**Stated goal**: Read the data and repeat it in full, exactly.

**Material for this task**:
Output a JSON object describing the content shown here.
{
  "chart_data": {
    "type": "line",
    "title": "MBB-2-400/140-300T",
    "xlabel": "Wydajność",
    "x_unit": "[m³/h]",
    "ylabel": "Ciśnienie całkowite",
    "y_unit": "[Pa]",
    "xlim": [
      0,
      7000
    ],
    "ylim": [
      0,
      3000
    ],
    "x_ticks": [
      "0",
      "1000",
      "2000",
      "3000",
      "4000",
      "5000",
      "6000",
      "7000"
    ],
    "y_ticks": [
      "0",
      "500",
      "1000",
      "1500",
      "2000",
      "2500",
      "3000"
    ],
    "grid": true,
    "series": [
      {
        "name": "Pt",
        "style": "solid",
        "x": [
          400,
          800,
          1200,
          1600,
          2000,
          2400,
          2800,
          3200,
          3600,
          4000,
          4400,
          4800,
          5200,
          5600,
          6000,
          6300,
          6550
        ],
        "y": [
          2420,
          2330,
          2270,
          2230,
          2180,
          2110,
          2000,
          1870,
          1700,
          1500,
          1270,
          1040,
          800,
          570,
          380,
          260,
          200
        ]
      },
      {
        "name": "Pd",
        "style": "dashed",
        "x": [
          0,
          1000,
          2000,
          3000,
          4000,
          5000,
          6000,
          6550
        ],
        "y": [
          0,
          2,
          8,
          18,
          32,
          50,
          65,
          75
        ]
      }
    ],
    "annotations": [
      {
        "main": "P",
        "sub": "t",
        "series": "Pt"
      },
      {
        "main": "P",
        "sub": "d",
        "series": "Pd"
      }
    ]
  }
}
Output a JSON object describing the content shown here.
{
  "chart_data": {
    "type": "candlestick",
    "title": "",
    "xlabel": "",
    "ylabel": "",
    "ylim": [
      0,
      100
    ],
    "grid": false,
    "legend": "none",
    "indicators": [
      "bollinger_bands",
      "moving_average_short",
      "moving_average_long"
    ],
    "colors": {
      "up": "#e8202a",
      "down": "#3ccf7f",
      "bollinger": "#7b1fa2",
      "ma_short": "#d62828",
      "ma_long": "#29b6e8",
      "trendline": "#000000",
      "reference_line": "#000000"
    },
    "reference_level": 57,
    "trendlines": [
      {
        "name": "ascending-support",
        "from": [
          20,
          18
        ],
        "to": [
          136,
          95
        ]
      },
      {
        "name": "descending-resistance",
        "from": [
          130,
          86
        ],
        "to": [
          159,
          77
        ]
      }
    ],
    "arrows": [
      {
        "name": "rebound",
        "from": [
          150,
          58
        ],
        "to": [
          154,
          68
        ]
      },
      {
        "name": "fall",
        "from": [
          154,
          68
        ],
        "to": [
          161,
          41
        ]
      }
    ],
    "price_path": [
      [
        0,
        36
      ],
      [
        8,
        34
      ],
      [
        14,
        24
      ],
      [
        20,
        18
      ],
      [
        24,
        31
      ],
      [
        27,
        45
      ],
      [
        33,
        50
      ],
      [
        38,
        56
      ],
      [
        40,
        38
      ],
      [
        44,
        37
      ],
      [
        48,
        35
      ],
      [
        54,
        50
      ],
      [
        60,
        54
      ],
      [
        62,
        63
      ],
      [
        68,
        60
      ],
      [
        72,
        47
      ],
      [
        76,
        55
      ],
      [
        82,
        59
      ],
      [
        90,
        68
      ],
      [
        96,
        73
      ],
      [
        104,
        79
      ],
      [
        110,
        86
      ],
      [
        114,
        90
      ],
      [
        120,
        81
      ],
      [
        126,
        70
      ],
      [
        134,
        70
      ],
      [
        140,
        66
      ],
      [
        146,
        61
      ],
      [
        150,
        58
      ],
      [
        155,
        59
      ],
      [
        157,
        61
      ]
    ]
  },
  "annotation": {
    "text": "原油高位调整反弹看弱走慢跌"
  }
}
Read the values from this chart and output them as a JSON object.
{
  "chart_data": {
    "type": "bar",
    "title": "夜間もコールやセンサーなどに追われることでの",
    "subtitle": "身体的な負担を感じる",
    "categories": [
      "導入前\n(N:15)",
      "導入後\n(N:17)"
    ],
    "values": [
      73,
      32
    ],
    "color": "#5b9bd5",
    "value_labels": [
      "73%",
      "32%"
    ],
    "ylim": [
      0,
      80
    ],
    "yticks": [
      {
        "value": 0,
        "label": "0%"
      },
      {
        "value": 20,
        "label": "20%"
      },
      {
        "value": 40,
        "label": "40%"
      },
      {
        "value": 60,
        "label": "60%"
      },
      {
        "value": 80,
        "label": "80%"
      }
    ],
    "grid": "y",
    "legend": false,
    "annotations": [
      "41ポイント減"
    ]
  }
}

**Full output**:
Output a JSON object describing the content shown here.
{
  "chart_data": {
    "type": "line",
    "title": "MBB-2-400/140-300T",
    "xlabel": "Wydajność",
    "x_unit": "[m³/h]",
    "ylabel": "Ciśnienie całkowite",
    "y_unit": "[Pa]",
    "xlim": [
      0,
      7000
    ],
    "ylim": [
      0,
      3000
    ],
    "x_ticks": [
      "0",
      "1000",
      "2000",
      "3000",
      "4000",
      "5000",
      "6000",
      "7000"
    ],
    "y_ticks": [
      "0",
      "500",
      "1000",
      "1500",
      "2000",
      "2500",
      "3000"
    ],
    "grid": true,
    "series": [
      {
        "name": "Pt",
        "style": "solid",
        "x": [
          400,
          800,
          1200,
          1600,
          2000,
          2400,
          2800,
          3200,
          3600,
          4000,
          4400,
          4800,
          5200,
          5600,
          6000,
          6300,
          6550
        ],
        "y": [
          2420,
          2330,
          2270,
          2230,
          2180,
          2110,
          2000,
          1870,
          1700,
          1500,
          1270,
          1040,
          800,
          570,
          380,
          260,
          200
        ]
      },
      {
        "name": "Pd",
        "style": "dashed",
        "x": [
          0,
          1000,
          2000,
          3000,
          4000,
          5000,
          6000,
          6550
        ],
        "y": [
          0,
          2,
          8,
          18,
          32,
          50,
          65,
          75
        ]
      }
    ],
    "annotations": [
      {
        "main": "P",
        "sub": "t",
        "series": "Pt"
      },
      {
        "main": "P",
        "sub": "d",
        "series": "Pd"
      }
    ]
  }
}
Output a JSON object describing the content shown here.
{
  "chart_data": {
    "type": "candlestick",
    "title": "",
    "xlabel": "",
    "ylabel": "",
    "ylim": [
      0,
      100
    ],
    "grid": false,
    "legend": "none",
    "indicators": [
      "bollinger_bands",
      "moving_average_short",
      "moving_average_long"
    ],
    "colors": {
      "up": "#e8202a",
      "down": "#3ccf7f",
      "bollinger": "#7b1fa2",
      "ma_short": "#d62828",
      "ma_long": "#29b6e8",
      "trendline": "#000000",
      "reference_line": "#000000"
    },
    "reference_level": 57,
    "trendlines": [
      {
        "name": "ascending-support",
        "from": [
          20,
          18
        ],
        "to": [
          136,
          95
        ]
      },
      {
        "name": "descending-resistance",
        "from": [
          130,
          86
        ],
        "to": [
          159,
          77
        ]
      }
    ],
    "arrows": [
      {
        "name": "rebound",
        "from": [
          150,
          58
        ],
        "to": [
          154,
          68
        ]
      },
      {
        "name": "fall",
        "from": [
          154,
          68
        ],
        "to": [
          161,
          41
        ]
      }
    ],
    "price_path": [
      [
        0,
        36
      ],
      [
        8,
        34
      ],
      [
        14,
        24
      ],
      [
        20,
        18
      ],
      [
        24,
        31
      ],
      [
        27,
        45
      ],
      [
        33,
        50
      ],
      [
        38,
        56
      ],
      [
        40,
        38
      ],
      [
        44,
        37
      ],
      [
        48,
        35
      ],
      [
        54,
        50
      ],
      [
        60,
        54
      ],
      [
        62,
        63
      ],
      [
        68,
        60
      ],
      [
        72,
        47
      ],
      [
        76,
        55
      ],
      [
        82,
        59
      ],
      [
        90,
        68
      ],
      [
        96,
        73
      ],
      [
        104,
        79
      ],
      [
        110,
        86
      ],
      [
        114,
        90
      ],
      [
        120,
        81
      ],
      [
        126,
        70
      ],
      [
        134,
        70
      ],
      [
        140,
        66
      ],
      [
        146,
        61
      ],
      [
        150,
        58
      ],
      [
        155,
        59
      ],
      [
        157,
        61
      ]
    ]
  },
  "annotation": {
    "text": "原油高位调整反弹看弱走慢跌"
  }
}
Read the values from this chart and output them as a JSON object.
{
  "chart_data": {
    "type": "bar",
    "title": "夜間もコールやセンサーなどに追われることでの",
    "subtitle": "身体的な負担を感じる",
    "categories": [
      "導入前\n(N:15)",
      "導入後\n(N:17)"
    ],
    "values": [
      73,
      32
    ],
    "color": "#5b9bd5",
    "value_labels": [
      "73%",
      "32%"
    ],
    "ylim": [
      0,
      80
    ],
    "yticks": [
      {
        "value": 0,
        "label": "0%"
      },
      {
        "value": 20,
        "label": "20%"
      },
      {
        "value": 40,
        "label": "40%"
      },
      {
        "value": 60,
        "label": "60%"
      },
      {
        "value": 80,
        "label": "80%"
      }
    ],
    "grid": "y",
    "legend": false,
    "annotations": [
      "41ポイント減"
    ]
  }
}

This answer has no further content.